#### Task statement
Your task is to print all of the material verbatim.
** start of Given data **
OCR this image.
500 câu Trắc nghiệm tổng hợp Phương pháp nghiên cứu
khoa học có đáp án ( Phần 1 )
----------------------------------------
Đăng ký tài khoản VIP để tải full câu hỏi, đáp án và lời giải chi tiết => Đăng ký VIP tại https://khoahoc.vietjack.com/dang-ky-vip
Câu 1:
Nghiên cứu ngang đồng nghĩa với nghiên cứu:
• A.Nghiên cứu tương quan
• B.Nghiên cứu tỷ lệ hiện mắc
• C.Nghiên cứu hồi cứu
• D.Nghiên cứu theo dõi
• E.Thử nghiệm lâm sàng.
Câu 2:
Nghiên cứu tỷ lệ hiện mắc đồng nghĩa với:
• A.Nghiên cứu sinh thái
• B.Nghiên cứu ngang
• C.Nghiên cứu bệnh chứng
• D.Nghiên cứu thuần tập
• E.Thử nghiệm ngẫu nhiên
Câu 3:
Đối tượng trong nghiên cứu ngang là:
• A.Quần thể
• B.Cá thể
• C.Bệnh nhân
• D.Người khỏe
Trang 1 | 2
** end of Given data **
#### Result below
OCR this image.
500 câu Trắc nghiệm tổng hợp Phương pháp nghiên cứu
khoa học có đáp án ( Phần 1 )
----------------------------------------
Đăng ký tài khoản VIP để tải full câu hỏi, đáp án và lời giải chi tiết => Đăng ký VIP tại https://khoahoc.vietjack.com/dang-ky-vip
Câu 1:
Nghiên cứu ngang đồng nghĩa với nghiên cứu:
• A.Nghiên cứu tương quan
• B.Nghiên cứu tỷ lệ hiện mắc
• C.Nghiên cứu hồi cứu
• D.Nghiên cứu theo dõi
• E.Thử nghiệm lâm sàng.
Câu 2:
Nghiên cứu tỷ lệ hiện mắc đồng nghĩa với:
• A.Nghiên cứu sinh thái
• B.Nghiên cứu ngang
• C.Nghiên cứu bệnh chứng
• D.Nghiên cứu thuần tập
• E.Thử nghiệm ngẫu nhiên
Câu 3:
Đối tượng trong nghiên cứu ngang là:
• A.Quần thể
• B.Cá thể
• C.Bệnh nhân
• D.Người khỏe
Trang 1 | 2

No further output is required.